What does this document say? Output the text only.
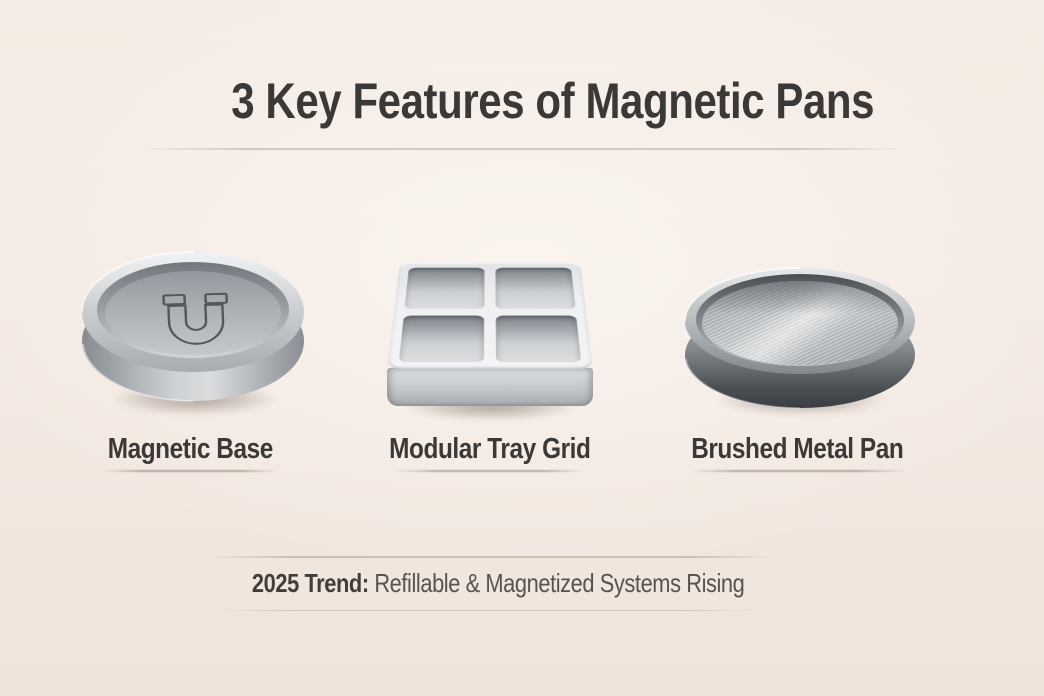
3 Key Features of Magnetic Pans
Magnetic Base	Modular Tray Grid	Brushed Metal Pan
2025 Trend: Refillable & Magnetized Systems Rising
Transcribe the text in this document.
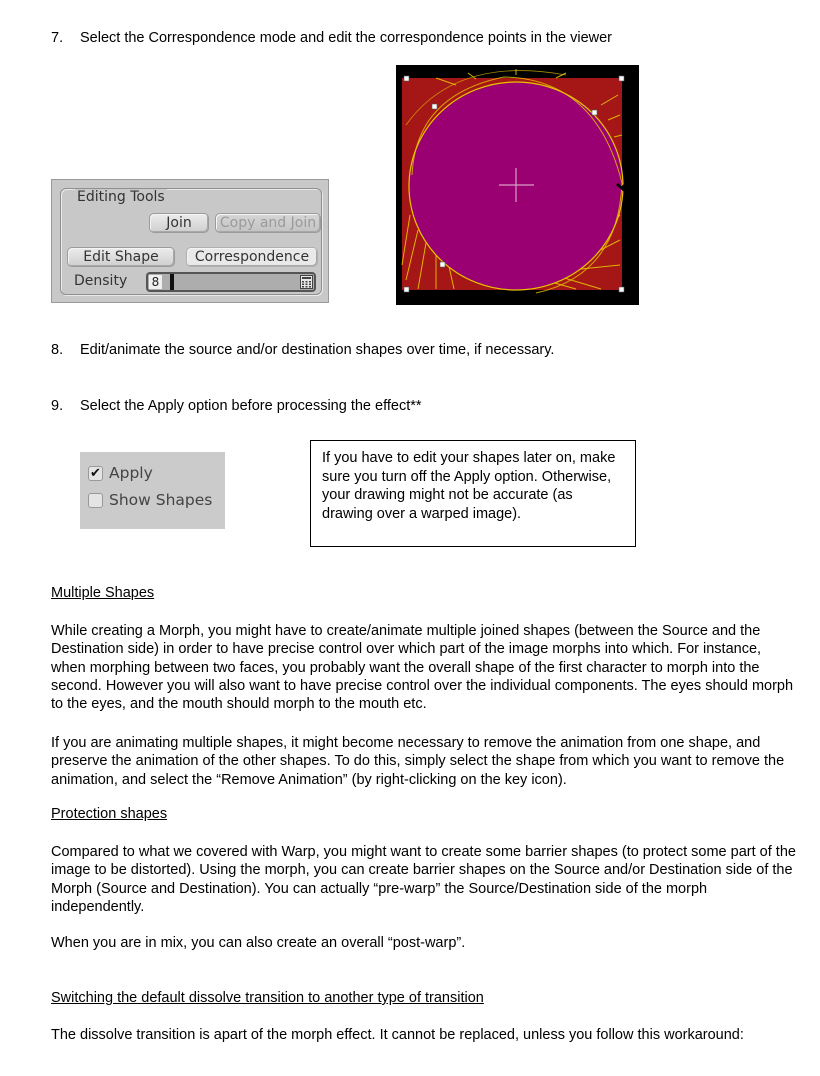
7. Select the Correspondence mode and edit the correspondence points in the viewer
Editing Tools
Join	Copy and Join
Edit Shape	Correspondence
Density 8
8. Edit/animate the source and/or destination shapes over time, if necessary.
9. Select the Apply option before processing the effect**
✔ Apply
Show Shapes
If you have to edit your shapes later on, make sure you turn off the Apply option. Otherwise, your drawing might not be accurate (as drawing over a warped image).
Multiple Shapes
While creating a Morph, you might have to create/animate multiple joined shapes (between the Source and the Destination side) in order to have precise control over which part of the image morphs into which. For instance, when morphing between two faces, you probably want the overall shape of the first character to morph into the second. However you will also want to have precise control over the individual components. The eyes should morph to the eyes, and the mouth should morph to the mouth etc.
If you are animating multiple shapes, it might become necessary to remove the animation from one shape, and preserve the animation of the other shapes. To do this, simply select the shape from which you want to remove the animation, and select the “Remove Animation” (by right-clicking on the key icon).
Protection shapes
Compared to what we covered with Warp, you might want to create some barrier shapes (to protect some part of the image to be distorted). Using the morph, you can create barrier shapes on the Source and/or Destination side of the Morph (Source and Destination). You can actually “pre-warp” the Source/Destination side of the morph independently.
When you are in mix, you can also create an overall “post-warp”.
Switching the default dissolve transition to another type of transition
The dissolve transition is apart of the morph effect. It cannot be replaced, unless you follow this workaround:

● Written exercise: Reply with only the number of lines in the entries that contain the word "Apply".

● The result: 3